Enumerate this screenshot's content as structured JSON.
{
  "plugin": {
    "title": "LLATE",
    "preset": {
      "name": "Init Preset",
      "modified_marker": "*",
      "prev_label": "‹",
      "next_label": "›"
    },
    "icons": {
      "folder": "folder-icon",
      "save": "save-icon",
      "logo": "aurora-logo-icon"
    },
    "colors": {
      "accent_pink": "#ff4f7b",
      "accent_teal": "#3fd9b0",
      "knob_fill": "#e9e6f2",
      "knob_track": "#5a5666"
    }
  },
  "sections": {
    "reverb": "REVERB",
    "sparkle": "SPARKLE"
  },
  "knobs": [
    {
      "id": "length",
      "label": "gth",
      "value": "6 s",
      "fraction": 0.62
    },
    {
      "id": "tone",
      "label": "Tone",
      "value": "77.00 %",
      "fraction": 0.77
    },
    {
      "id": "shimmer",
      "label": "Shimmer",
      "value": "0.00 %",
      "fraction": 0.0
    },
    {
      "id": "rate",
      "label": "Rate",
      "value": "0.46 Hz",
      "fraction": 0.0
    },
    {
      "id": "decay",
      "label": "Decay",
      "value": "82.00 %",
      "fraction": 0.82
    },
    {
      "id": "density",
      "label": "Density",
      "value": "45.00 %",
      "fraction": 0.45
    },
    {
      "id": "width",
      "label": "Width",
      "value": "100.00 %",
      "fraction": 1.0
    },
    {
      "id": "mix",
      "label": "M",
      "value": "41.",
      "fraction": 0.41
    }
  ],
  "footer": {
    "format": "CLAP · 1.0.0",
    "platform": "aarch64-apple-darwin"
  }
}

____________________

# GOAL OF THE EXERCISE
Word for word, quote all of the data above.

# COMPLETE OUTPUT
Enumerate this screenshot's content as structured JSON.
{
  "plugin": {
    "title": "LLATE",
    "preset": {
      "name": "Init Preset",
      "modified_marker": "*",
      "prev_label": "‹",
      "next_label": "›"
    },
    "icons": {
      "folder": "folder-icon",
      "save": "save-icon",
      "logo": "aurora-logo-icon"
    },
    "colors": {
      "accent_pink": "#ff4f7b",
      "accent_teal": "#3fd9b0",
      "knob_fill": "#e9e6f2",
      "knob_track": "#5a5666"
    }
  },
  "sections": {
    "reverb": "REVERB",
    "sparkle": "SPARKLE"
  },
  "knobs": [
    {
      "id": "length",
      "label": "gth",
      "value": "6 s",
      "fraction": 0.62
    },
    {
      "id": "tone",
      "label": "Tone",
      "value": "77.00 %",
      "fraction": 0.77
    },
    {
      "id": "shimmer",
      "label": "Shimmer",
      "value": "0.00 %",
      "fraction": 0.0
    },
    {
      "id": "rate",
      "label": "Rate",
      "value": "0.46 Hz",
      "fraction": 0.0
    },
    {
      "id": "decay",
      "label": "Decay",
      "value": "82.00 %",
      "fraction": 0.82
    },
    {
      "id": "density",
      "label": "Density",
      "value": "45.00 %",
      "fraction": 0.45
    },
    {
      "id": "width",
      "label": "Width",
      "value": "100.00 %",
      "fraction": 1.0
    },
    {
      "id": "mix",
      "label": "M",
      "value": "41.",
      "fraction": 0.41
    }
  ],
  "footer": {
    "format": "CLAP · 1.0.0",
    "platform": "aarch64-apple-darwin"
  }
}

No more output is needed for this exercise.